### Problem to work on:
Return each line holding the string "memory".

### Data provided:
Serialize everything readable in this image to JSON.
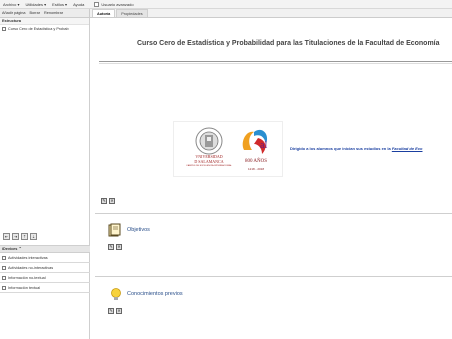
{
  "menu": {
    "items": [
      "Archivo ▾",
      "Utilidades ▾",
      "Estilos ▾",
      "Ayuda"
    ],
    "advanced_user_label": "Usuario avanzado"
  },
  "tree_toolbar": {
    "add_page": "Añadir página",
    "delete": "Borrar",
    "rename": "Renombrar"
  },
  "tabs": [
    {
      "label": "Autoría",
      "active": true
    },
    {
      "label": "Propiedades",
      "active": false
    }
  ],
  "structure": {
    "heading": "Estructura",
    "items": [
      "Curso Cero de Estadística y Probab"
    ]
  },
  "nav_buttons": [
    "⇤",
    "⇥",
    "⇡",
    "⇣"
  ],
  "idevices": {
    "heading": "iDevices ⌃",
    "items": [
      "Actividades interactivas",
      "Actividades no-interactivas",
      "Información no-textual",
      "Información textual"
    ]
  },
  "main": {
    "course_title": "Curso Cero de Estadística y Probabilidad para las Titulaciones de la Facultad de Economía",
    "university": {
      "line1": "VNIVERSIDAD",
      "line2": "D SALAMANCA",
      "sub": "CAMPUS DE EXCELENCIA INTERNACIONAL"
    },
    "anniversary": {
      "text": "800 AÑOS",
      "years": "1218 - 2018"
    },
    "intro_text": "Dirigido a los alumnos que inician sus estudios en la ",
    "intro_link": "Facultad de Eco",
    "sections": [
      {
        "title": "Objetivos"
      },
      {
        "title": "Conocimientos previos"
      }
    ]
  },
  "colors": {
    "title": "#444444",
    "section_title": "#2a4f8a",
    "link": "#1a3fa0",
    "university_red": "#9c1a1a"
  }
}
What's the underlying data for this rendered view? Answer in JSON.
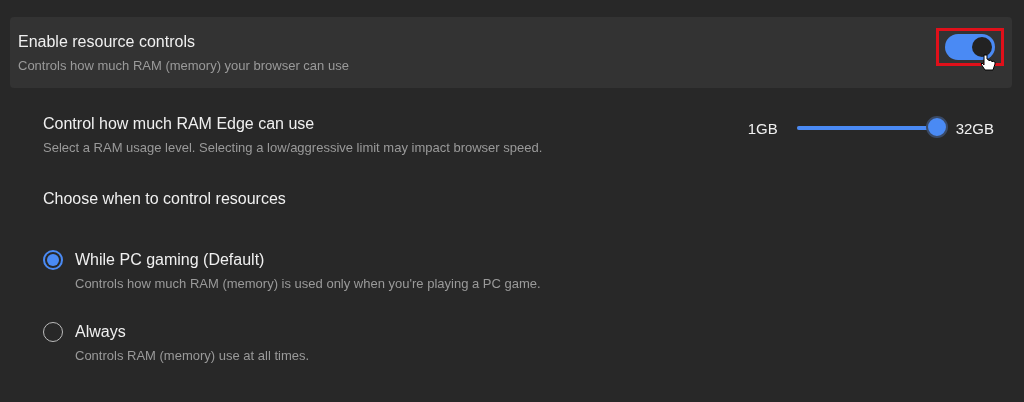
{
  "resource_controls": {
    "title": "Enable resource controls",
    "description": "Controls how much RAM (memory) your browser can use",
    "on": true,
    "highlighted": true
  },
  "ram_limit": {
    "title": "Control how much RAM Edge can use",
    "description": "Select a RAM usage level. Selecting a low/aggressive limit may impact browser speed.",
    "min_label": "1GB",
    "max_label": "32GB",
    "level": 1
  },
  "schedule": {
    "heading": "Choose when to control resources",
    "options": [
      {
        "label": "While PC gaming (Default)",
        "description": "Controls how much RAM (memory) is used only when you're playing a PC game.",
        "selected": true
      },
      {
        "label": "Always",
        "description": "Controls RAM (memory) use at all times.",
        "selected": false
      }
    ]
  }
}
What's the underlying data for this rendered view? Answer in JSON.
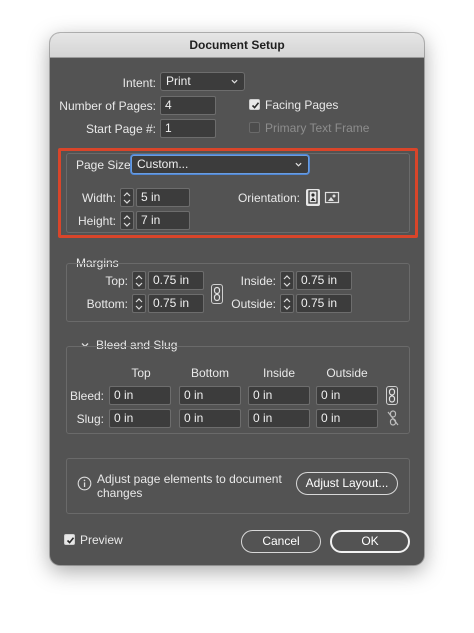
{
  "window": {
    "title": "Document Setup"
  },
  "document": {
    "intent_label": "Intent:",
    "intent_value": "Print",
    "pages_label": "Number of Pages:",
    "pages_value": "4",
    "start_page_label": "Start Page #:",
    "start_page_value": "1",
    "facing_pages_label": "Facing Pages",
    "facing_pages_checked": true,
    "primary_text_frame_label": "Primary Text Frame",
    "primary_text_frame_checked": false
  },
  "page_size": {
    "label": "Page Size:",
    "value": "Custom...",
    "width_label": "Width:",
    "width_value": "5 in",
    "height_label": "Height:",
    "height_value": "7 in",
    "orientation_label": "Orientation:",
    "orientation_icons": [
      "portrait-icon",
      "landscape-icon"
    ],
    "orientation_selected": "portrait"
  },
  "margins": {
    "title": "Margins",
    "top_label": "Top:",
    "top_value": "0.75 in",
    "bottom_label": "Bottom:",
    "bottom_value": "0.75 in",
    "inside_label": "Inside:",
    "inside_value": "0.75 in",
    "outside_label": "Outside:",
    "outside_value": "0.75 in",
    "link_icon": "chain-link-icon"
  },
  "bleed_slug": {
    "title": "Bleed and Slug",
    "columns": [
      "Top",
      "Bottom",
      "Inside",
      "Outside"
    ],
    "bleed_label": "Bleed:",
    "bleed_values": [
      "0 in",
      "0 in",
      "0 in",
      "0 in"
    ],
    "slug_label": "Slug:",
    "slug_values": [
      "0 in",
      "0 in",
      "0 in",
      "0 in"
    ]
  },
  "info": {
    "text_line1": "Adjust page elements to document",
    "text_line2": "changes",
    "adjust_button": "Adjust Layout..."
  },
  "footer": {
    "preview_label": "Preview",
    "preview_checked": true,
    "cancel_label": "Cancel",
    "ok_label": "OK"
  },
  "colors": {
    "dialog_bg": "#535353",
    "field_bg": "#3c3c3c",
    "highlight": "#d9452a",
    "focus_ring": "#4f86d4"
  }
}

---

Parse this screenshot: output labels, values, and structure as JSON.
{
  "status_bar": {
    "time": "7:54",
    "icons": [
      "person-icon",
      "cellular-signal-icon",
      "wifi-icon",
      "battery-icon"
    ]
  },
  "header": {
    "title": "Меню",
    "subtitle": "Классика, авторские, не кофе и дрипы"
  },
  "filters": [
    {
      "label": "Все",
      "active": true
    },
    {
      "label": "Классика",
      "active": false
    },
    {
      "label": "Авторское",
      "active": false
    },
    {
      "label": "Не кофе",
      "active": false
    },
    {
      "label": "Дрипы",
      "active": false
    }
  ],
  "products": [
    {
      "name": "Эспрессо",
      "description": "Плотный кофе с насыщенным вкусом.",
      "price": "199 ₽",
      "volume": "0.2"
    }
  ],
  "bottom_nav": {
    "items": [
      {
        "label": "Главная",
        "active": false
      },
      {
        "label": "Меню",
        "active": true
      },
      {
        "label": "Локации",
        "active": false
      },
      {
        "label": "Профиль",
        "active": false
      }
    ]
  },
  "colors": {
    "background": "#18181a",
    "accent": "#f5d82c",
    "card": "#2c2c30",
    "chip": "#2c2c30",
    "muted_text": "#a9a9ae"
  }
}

### Answer to the exercise:
    "description": "Controls how much RAM (memory) your browser can use",
        "description": "Controls how much RAM (memory) is used only when you're playing a PC game.",
        "description": "Controls RAM (memory) use at all times.",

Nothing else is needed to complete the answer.